[START OF Dataset extract]

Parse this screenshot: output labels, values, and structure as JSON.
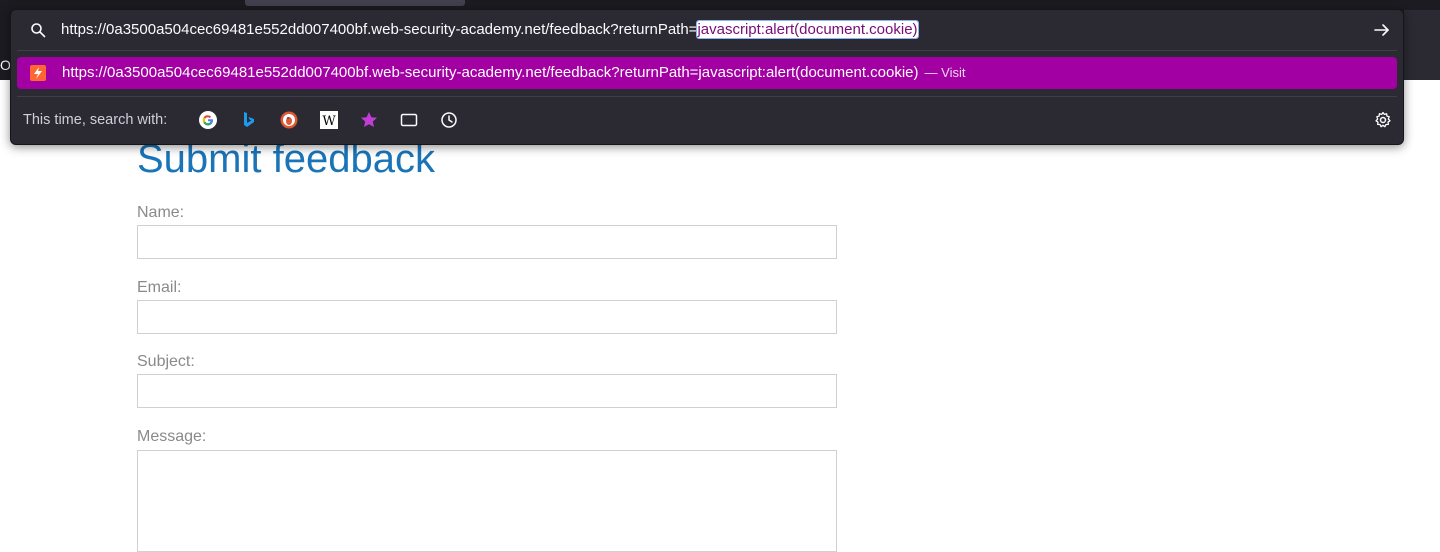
{
  "browser": {
    "url_prefix": "https://0a3500a504cec69481e552dd007400bf.web-security-academy.net/feedback?returnPath=",
    "url_selected": "javascript:alert(document.cookie)",
    "result": {
      "url": "https://0a3500a504cec69481e552dd007400bf.web-security-academy.net/feedback?returnPath=javascript:alert(document.cookie)",
      "action": "— Visit"
    },
    "engines_label": "This time, search with:",
    "left_fragment": "Oc",
    "icons": {
      "search": "search-icon",
      "go": "arrow-right-icon",
      "site": "site-favicon-icon",
      "engines": [
        "google-icon",
        "bing-icon",
        "duckduckgo-icon",
        "wikipedia-icon",
        "bookmarks-star-icon",
        "tabs-icon",
        "history-icon"
      ],
      "settings": "gear-icon"
    },
    "colors": {
      "accent": "#a200a2",
      "title": "#1a74b8"
    }
  },
  "page": {
    "title": "Submit feedback",
    "fields": [
      {
        "label": "Name:"
      },
      {
        "label": "Email:"
      },
      {
        "label": "Subject:"
      },
      {
        "label": "Message:"
      }
    ]
  }
}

[END OF Dataset extract]

### What needs to be done
Every record above should come back exactly, but without its pictures.

### Output of the exercise
Parse this screenshot: output labels, values, and structure as JSON.
{
  "browser": {
    "url_prefix": "https://0a3500a504cec69481e552dd007400bf.web-security-academy.net/feedback?returnPath=",
    "url_selected": "javascript:alert(document.cookie)",
    "result": {
      "url": "https://0a3500a504cec69481e552dd007400bf.web-security-academy.net/feedback?returnPath=javascript:alert(document.cookie)",
      "action": "— Visit"
    },
    "engines_label": "This time, search with:",
    "left_fragment": "Oc",
    "icons": {
      "search": "search-icon",
      "go": "arrow-right-icon",
      "site": "site-favicon-icon",
      "engines": [
        "google-icon",
        "bing-icon",
        "duckduckgo-icon",
        "wikipedia-icon",
        "bookmarks-star-icon",
        "tabs-icon",
        "history-icon"
      ],
      "settings": "gear-icon"
    },
    "colors": {
      "accent": "#a200a2",
      "title": "#1a74b8"
    }
  },
  "page": {
    "title": "Submit feedback",
    "fields": [
      {
        "label": "Name:"
      },
      {
        "label": "Email:"
      },
      {
        "label": "Subject:"
      },
      {
        "label": "Message:"
      }
    ]
  }
}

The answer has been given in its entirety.